◆ Work to do ◆
Your task is to copy each line that has the word "nearby".

══ Data listing ══

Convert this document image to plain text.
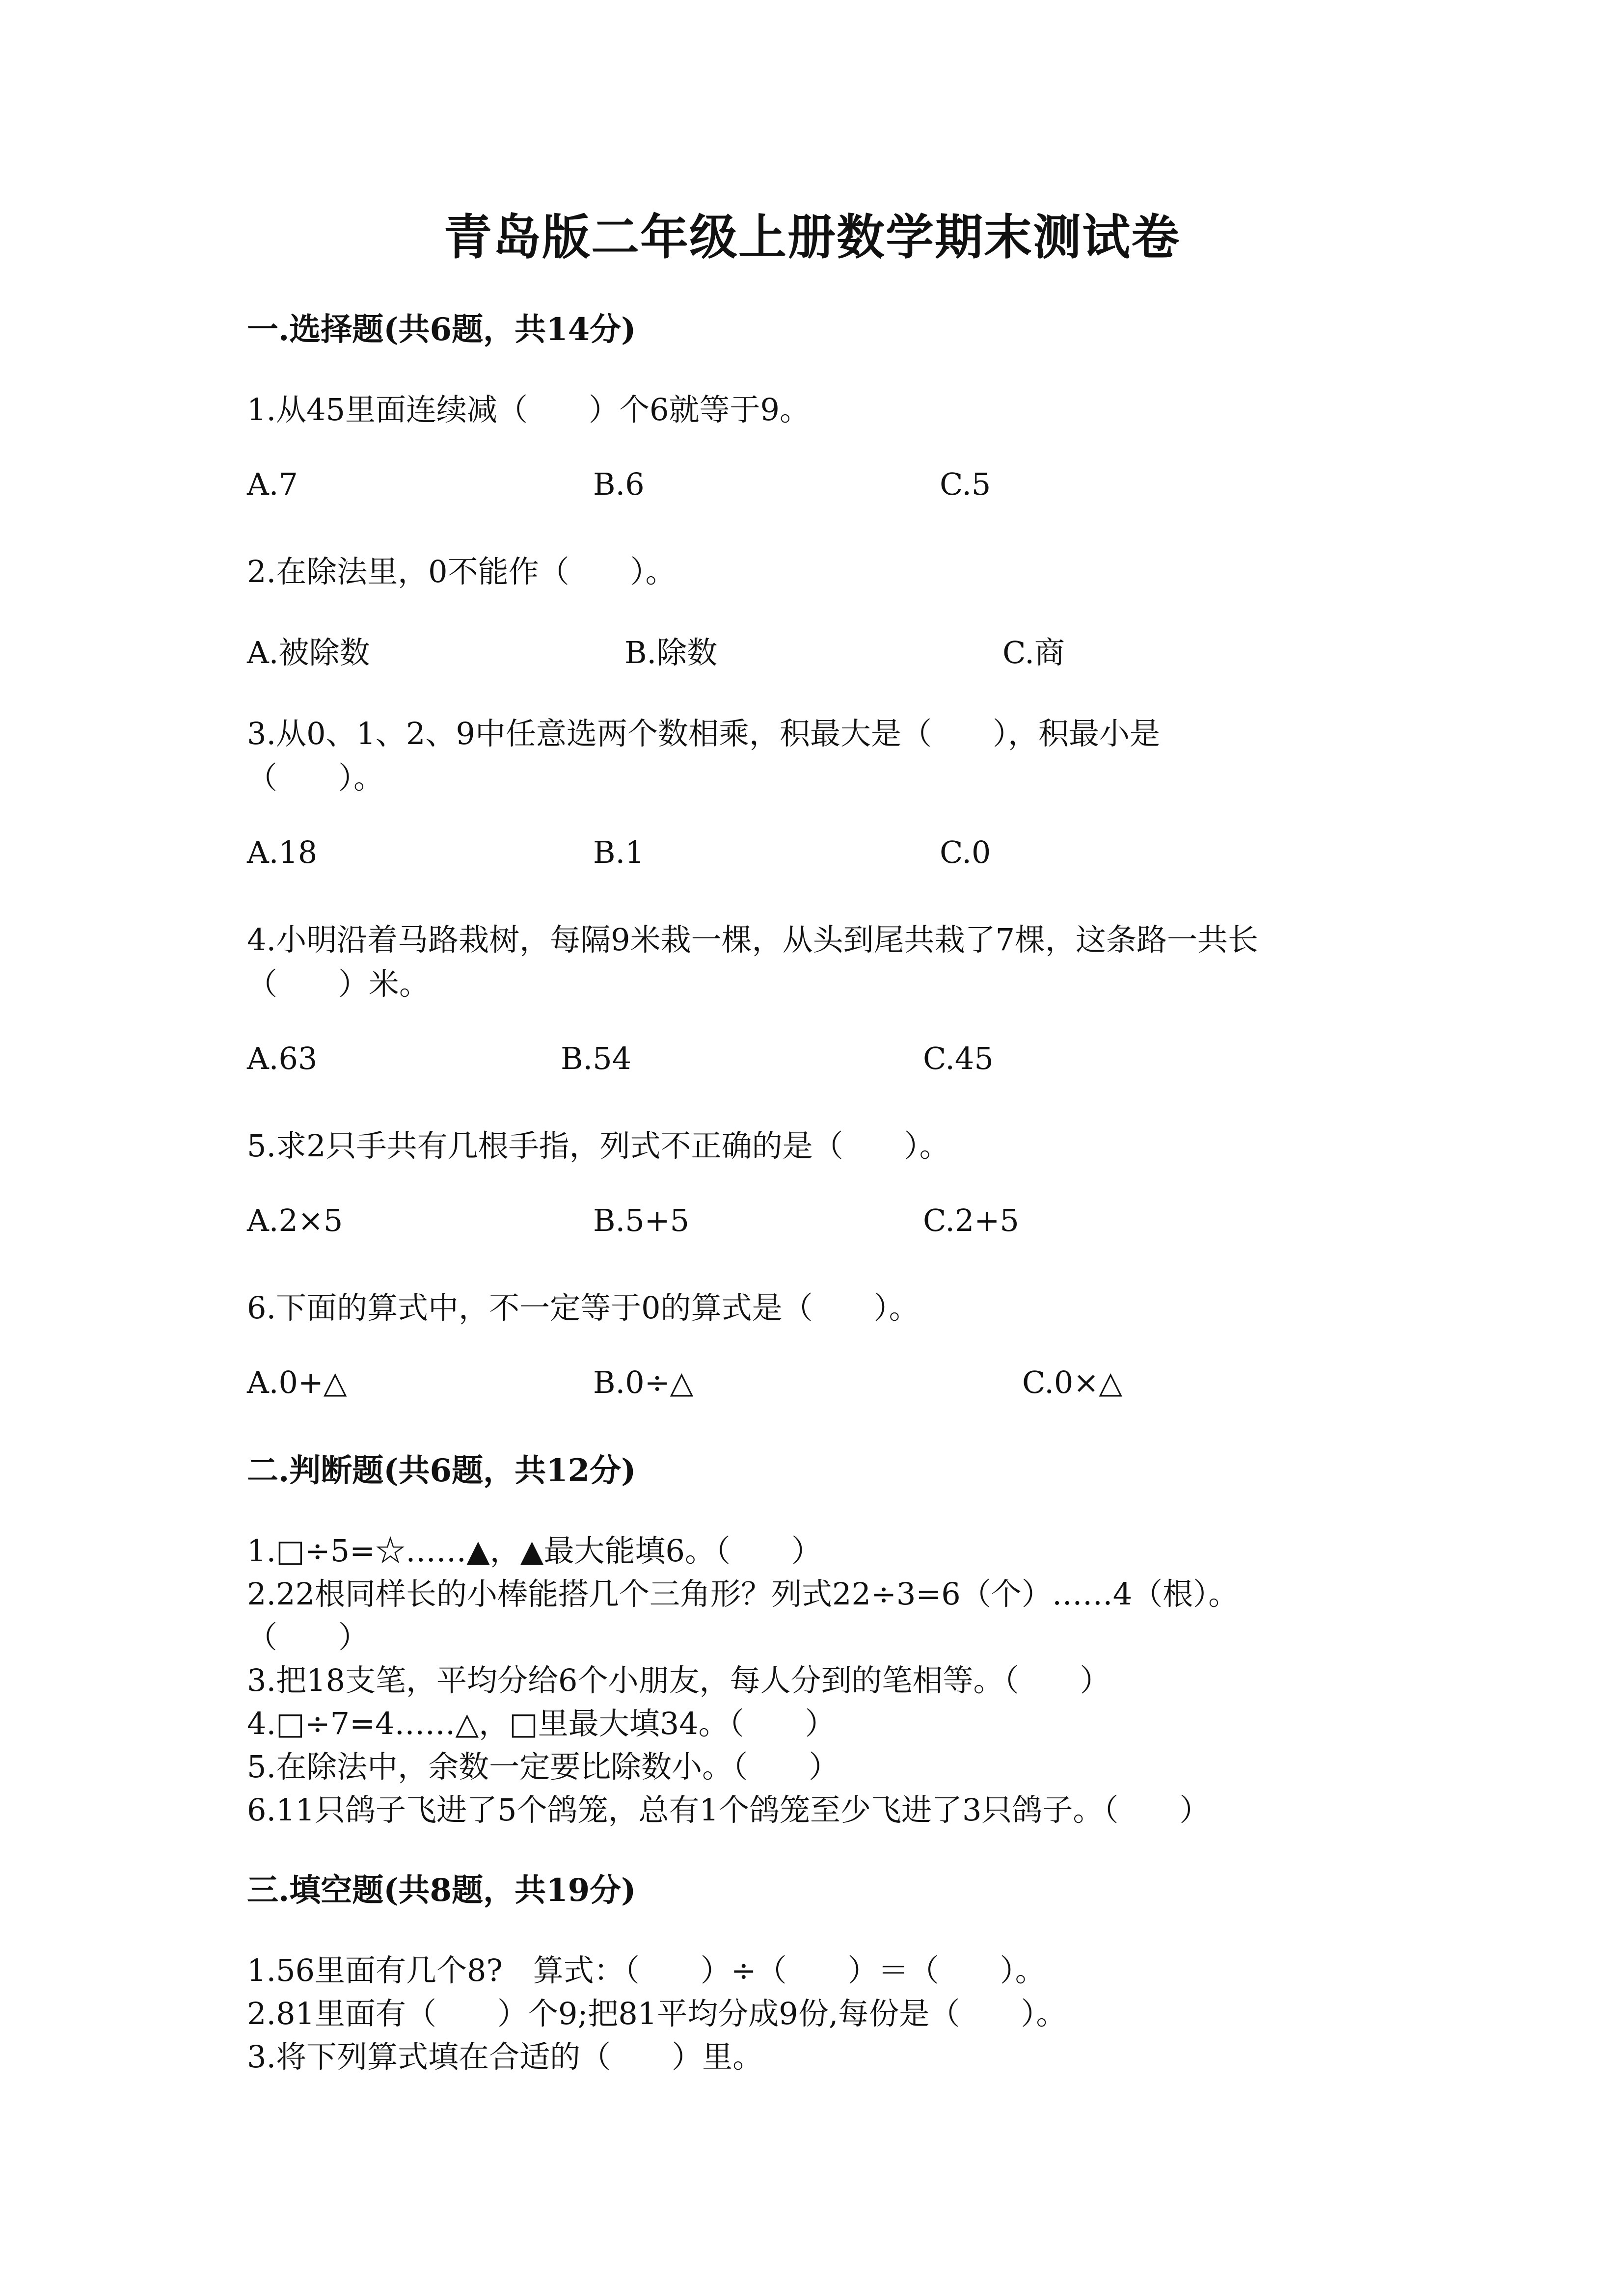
青岛版二年级上册数学期末测试卷
一.选择题(共6题，共14分)

1.从45里面连续减（　　）个6就等于9。

A.7	B.6	C.5

2.在除法里，0不能作（　　）。

A.被除数	B.除数	C.商

3.从0、1、2、9中任意选两个数相乘，积最大是（　　），积最小是

（　　）。

A.18	B.1	C.0

4.小明沿着马路栽树，每隔9米栽一棵，从头到尾共栽了7棵，这条路一共长

（　　）米。

A.63	B.54	C.45

5.求2只手共有几根手指，列式不正确的是（　　）。

A.2×5	B.5+5	C.2+5

6.下面的算式中，不一定等于0的算式是（　　）。

A.0+△	B.0÷△	C.0×△
二.判断题(共6题，共12分)

1.□÷5=☆……▲，▲最大能填6。（　　）

2.22根同样长的小棒能搭几个三角形？列式22÷3=6（个）……4（根）。

（　　）

3.把18支笔，平均分给6个小朋友，每人分到的笔相等。（　　）

4.□÷7=4……△，□里最大填34。（　　）

5.在除法中，余数一定要比除数小。（　　）

6.11只鸽子飞进了5个鸽笼，总有1个鸽笼至少飞进了3只鸽子。（　　）

三.填空题(共8题，共19分)

1.56里面有几个8?　算式：（　　）÷（　　）＝（　　）。

2.81里面有（　　）个9;把81平均分成9份,每份是（　　）。

3.将下列算式填在合适的（　　）里。
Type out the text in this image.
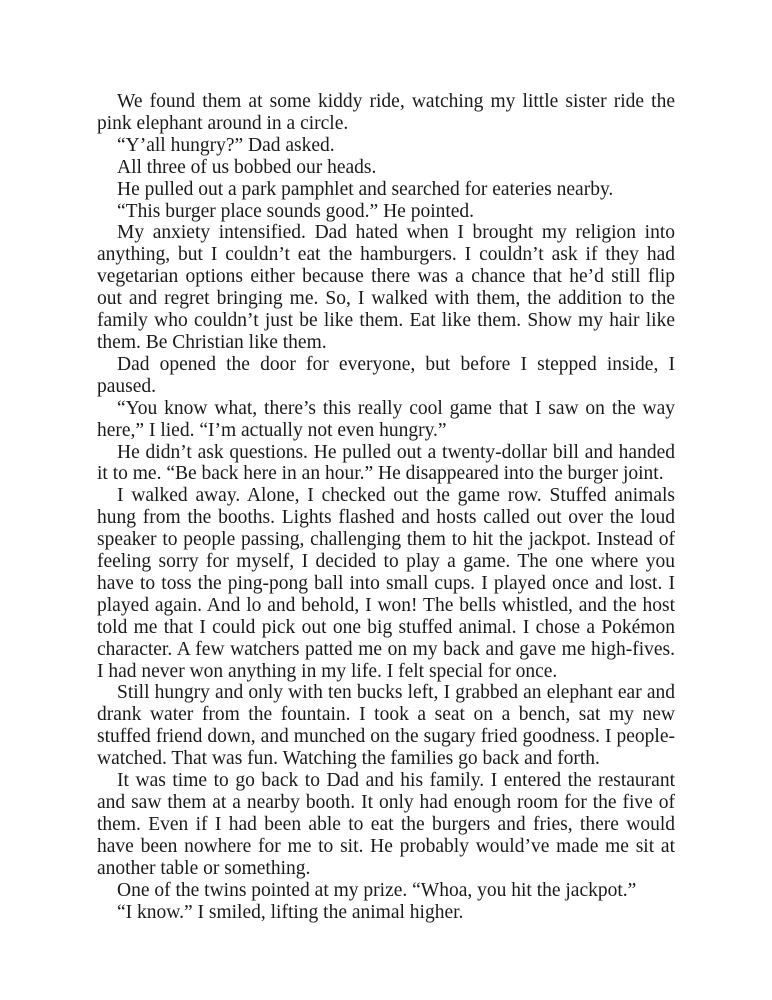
We found them at some kiddy ride, watching my little sister ride the pink elephant around in a circle.

“Y’all hungry?” Dad asked.

All three of us bobbed our heads.

He pulled out a park pamphlet and searched for eateries nearby.

“This burger place sounds good.” He pointed.

My anxiety intensified. Dad hated when I brought my religion into anything, but I couldn’t eat the hamburgers. I couldn’t ask if they had vegetarian options either because there was a chance that he’d still flip out and regret bringing me. So, I walked with them, the addition to the family who couldn’t just be like them. Eat like them. Show my hair like them. Be Christian like them.

Dad opened the door for everyone, but before I stepped inside, I paused.

“You know what, there’s this really cool game that I saw on the way here,” I lied. “I’m actually not even hungry.”

He didn’t ask questions. He pulled out a twenty-dollar bill and handed it to me. “Be back here in an hour.” He disappeared into the burger joint.

I walked away. Alone, I checked out the game row. Stuffed animals hung from the booths. Lights flashed and hosts called out over the loud speaker to people passing, challenging them to hit the jackpot. Instead of feeling sorry for myself, I decided to play a game. The one where you have to toss the ping-pong ball into small cups. I played once and lost. I played again. And lo and behold, I won! The bells whistled, and the host told me that I could pick out one big stuffed animal. I chose a Pokémon character. A few watchers patted me on my back and gave me high-fives. I had never won anything in my life. I felt special for once.

Still hungry and only with ten bucks left, I grabbed an elephant ear and drank water from the fountain. I took a seat on a bench, sat my new stuffed friend down, and munched on the sugary fried goodness. I people-watched. That was fun. Watching the families go back and forth.

It was time to go back to Dad and his family. I entered the restaurant and saw them at a nearby booth. It only had enough room for the five of them. Even if I had been able to eat the burgers and fries, there would have been nowhere for me to sit. He probably would’ve made me sit at another table or something.

One of the twins pointed at my prize. “Whoa, you hit the jackpot.”

“I know.” I smiled, lifting the animal higher.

═══

◆ Worked answer ◆
He pulled out a park pamphlet and searched for eateries nearby.
It was time to go back to Dad and his family. I entered the restaurant and saw them at a nearby booth. It only had enough room for the five of them. Even if I had been able to eat the burgers and fries, there would have been nowhere for me to sit. He probably would’ve made me sit at another table or something.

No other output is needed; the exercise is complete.